(Stored records)
— Start —

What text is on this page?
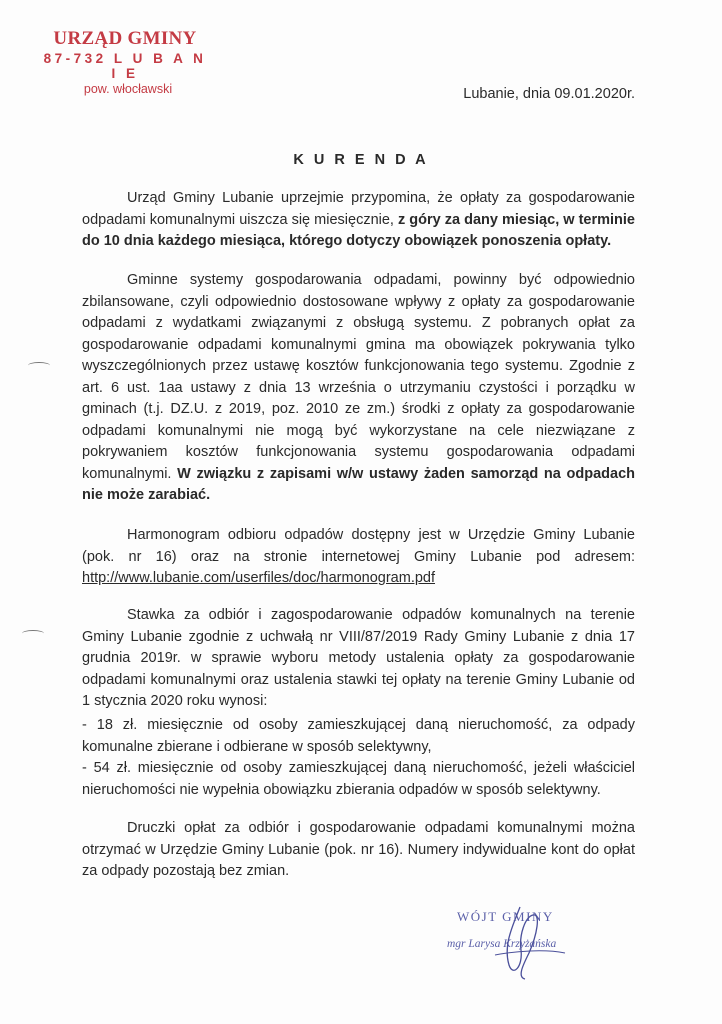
URZĄD GMINY
87-732 L U B A N I E
pow. włocławski	Lubanie, dnia 09.01.2020r.
K U R E N D A
Urząd Gminy Lubanie uprzejmie przypomina, że opłaty za gospodarowanie odpadami komunalnymi uiszcza się miesięcznie, z góry za dany miesiąc, w terminie do 10 dnia każdego miesiąca, którego dotyczy obowiązek ponoszenia opłaty.
Gminne systemy gospodarowania odpadami, powinny być odpowiednio zbilansowane, czyli odpowiednio dostosowane wpływy z opłaty za gospodarowanie odpadami z wydatkami związanymi z obsługą systemu. Z pobranych opłat za gospodarowanie odpadami komunalnymi gmina ma obowiązek pokrywania tylko wyszczególnionych przez ustawę kosztów funkcjonowania tego systemu. Zgodnie z art. 6 ust. 1aa ustawy z dnia 13 września o utrzymaniu czystości i porządku w gminach (t.j. DZ.U. z 2019, poz. 2010 ze zm.) środki z opłaty za gospodarowanie odpadami komunalnymi nie mogą być wykorzystane na cele niezwiązane z pokrywaniem kosztów funkcjonowania systemu gospodarowania odpadami komunalnymi. W związku z zapisami w/w ustawy żaden samorząd na odpadach nie może zarabiać.
Harmonogram odbioru odpadów dostępny jest w Urzędzie Gminy Lubanie (pok. nr 16) oraz na stronie internetowej Gminy Lubanie pod adresem: http://www.lubanie.com/userfiles/doc/harmonogram.pdf
Stawka za odbiór i zagospodarowanie odpadów komunalnych na terenie Gminy Lubanie zgodnie z uchwałą nr VIII/87/2019 Rady Gminy Lubanie z dnia 17 grudnia 2019r. w sprawie wyboru metody ustalenia opłaty za gospodarowanie odpadami komunalnymi oraz ustalenia stawki tej opłaty na terenie Gminy Lubanie od 1 stycznia 2020 roku wynosi:
- 18 zł. miesięcznie od osoby zamieszkującej daną nieruchomość, za odpady komunalne zbierane i odbierane w sposób selektywny,
- 54 zł. miesięcznie od osoby zamieszkującej daną nieruchomość, jeżeli właściciel nieruchomości nie wypełnia obowiązku zbierania odpadów w sposób selektywny.
Druczki opłat za odbiór i gospodarowanie odpadami komunalnymi można otrzymać w Urzędzie Gminy Lubanie (pok. nr 16). Numery indywidualne kont do opłat za odpady pozostają bez zmian.
WÓJT GMINY
mgr Larysa Krzyżańska
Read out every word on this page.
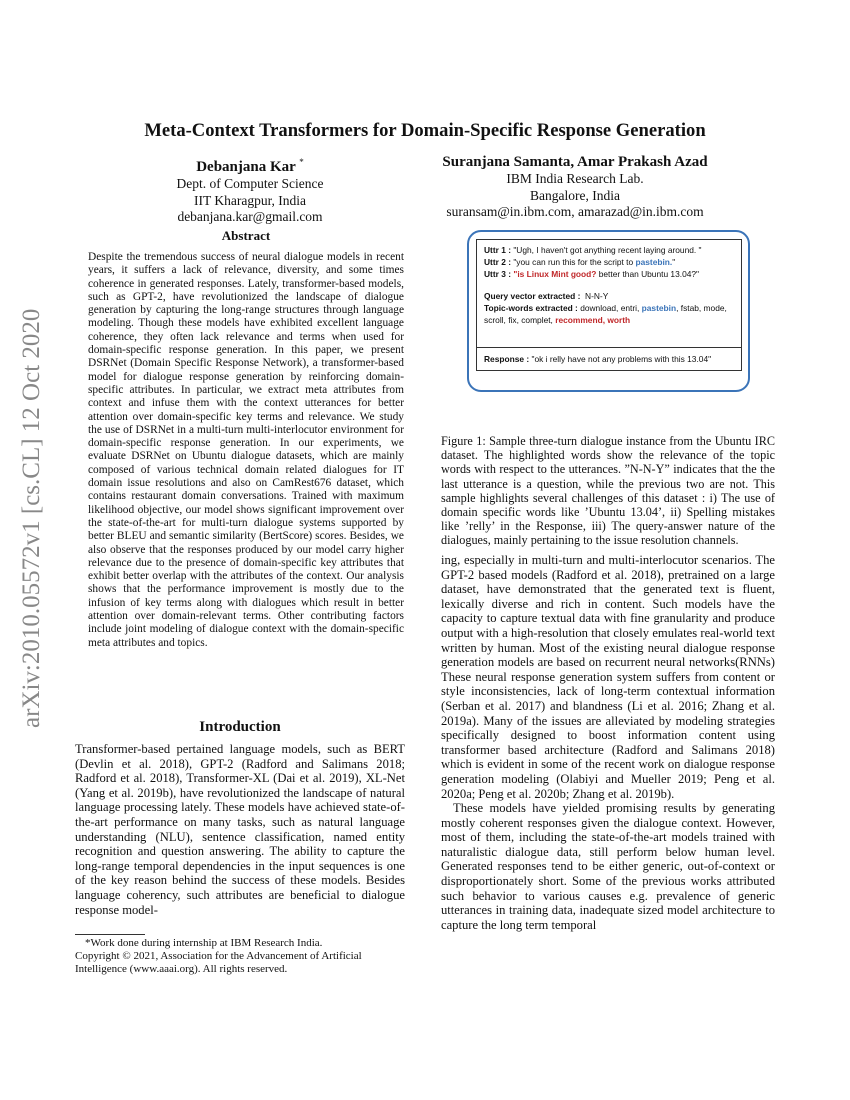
arXiv:2010.05572v1 [cs.CL] 12 Oct 2020
Meta-Context Transformers for Domain-Specific Response Generation
Debanjana Kar *
Dept. of Computer Science
IIT Kharagpur, India
debanjana.kar@gmail.com
Suranjana Samanta, Amar Prakash Azad
IBM India Research Lab.
Bangalore, India
suransam@in.ibm.com, amarazad@in.ibm.com
Abstract
Despite the tremendous success of neural dialogue models in recent years, it suffers a lack of relevance, diversity, and some times coherence in generated responses. Lately, transformer-based models, such as GPT-2, have revolutionized the landscape of dialogue generation by capturing the long-range structures through language modeling. Though these models have exhibited excellent language coherence, they often lack relevance and terms when used for domain-specific response generation. In this paper, we present DSRNet (Domain Specific Response Network), a transformer-based model for dialogue response generation by reinforcing domain-specific attributes. In particular, we extract meta attributes from context and infuse them with the context utterances for better attention over domain-specific key terms and relevance. We study the use of DSRNet in a multi-turn multi-interlocutor environment for domain-specific response generation. In our experiments, we evaluate DSRNet on Ubuntu dialogue datasets, which are mainly composed of various technical domain related dialogues for IT domain issue resolutions and also on CamRest676 dataset, which contains restaurant domain conversations. Trained with maximum likelihood objective, our model shows significant improvement over the state-of-the-art for multi-turn dialogue systems supported by better BLEU and semantic similarity (BertScore) scores. Besides, we also observe that the responses produced by our model carry higher relevance due to the presence of domain-specific key attributes that exhibit better overlap with the attributes of the context. Our analysis shows that the performance improvement is mostly due to the infusion of key terms along with dialogues which result in better attention over domain-relevant terms. Other contributing factors include joint modeling of dialogue context with the domain-specific meta attributes and topics.
Introduction

Transformer-based pertained language models, such as BERT (Devlin et al. 2018), GPT-2 (Radford and Salimans 2018; Radford et al. 2018), Transformer-XL (Dai et al. 2019), XL-Net (Yang et al. 2019b), have revolutionized the landscape of natural language processing lately. These models have achieved state-of-the-art performance on many tasks, such as natural language understanding (NLU), sentence classification, named entity recognition and question answering. The ability to capture the long-range temporal dependencies in the input sequences is one of the key reason behind the success of these models. Besides language coherency, such attributes are beneficial to dialogue response model-

*Work done during internship at IBM Research India.
Copyright © 2021, Association for the Advancement of Artificial Intelligence (www.aaai.org). All rights reserved.
Uttr 1 : "Ugh, I haven't got anything recent laying around. "
Uttr 2 : "you can run this for the script to pastebin."
Uttr 3 : "is Linux Mint good? better than Ubuntu 13.04?"
Query vector extracted : N-N-Y
Topic-words extracted : download, entri, pastebin, fstab, mode, scroll, fix, complet, recommend, worth
Response : "ok i relly have not any problems with this 13.04"
Figure 1: Sample three-turn dialogue instance from the Ubuntu IRC dataset. The highlighted words show the relevance of the topic words with respect to the utterances. ”N-N-Y” indicates that the the last utterance is a question, while the previous two are not. This sample highlights several challenges of this dataset : i) The use of domain specific words like ’Ubuntu 13.04’, ii) Spelling mistakes like ’relly’ in the Response, iii) The query-answer nature of the dialogues, mainly pertaining to the issue resolution channels.

ing, especially in multi-turn and multi-interlocutor scenarios. The GPT-2 based models (Radford et al. 2018), pretrained on a large dataset, have demonstrated that the generated text is fluent, lexically diverse and rich in content. Such models have the capacity to capture textual data with fine granularity and produce output with a high-resolution that closely emulates real-world text written by human. Most of the existing neural dialogue response generation models are based on recurrent neural networks(RNNs) These neural response generation system suffers from content or style inconsistencies, lack of long-term contextual information (Serban et al. 2017) and blandness (Li et al. 2016; Zhang et al. 2019a). Many of the issues are alleviated by modeling strategies specifically designed to boost information content using transformer based architecture (Radford and Salimans 2018) which is evident in some of the recent work on dialogue response generation modeling (Olabiyi and Mueller 2019; Peng et al. 2020a; Peng et al. 2020b; Zhang et al. 2019b).

These models have yielded promising results by generating mostly coherent responses given the dialogue context. However, most of them, including the state-of-the-art models trained with naturalistic dialogue data, still perform below human level. Generated responses tend to be either generic, out-of-context or disproportionately short. Some of the previous works attributed such behavior to various causes e.g. prevalence of generic utterances in training data, inadequate sized model architecture to capture the long term temporal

— End —

» **PROBLEM DESCRIPTION**: Where a line of the records above holds the word "daną", copy that line.

» **RESULT OF THE TASK**:
- 18 zł. miesięcznie od osoby zamieszkującej daną nieruchomość, za odpady komunalne zbierane i odbierane w sposób selektywny,
- 54 zł. miesięcznie od osoby zamieszkującej daną nieruchomość, jeżeli właściciel nieruchomości nie wypełnia obowiązku zbierania odpadów w sposób selektywny.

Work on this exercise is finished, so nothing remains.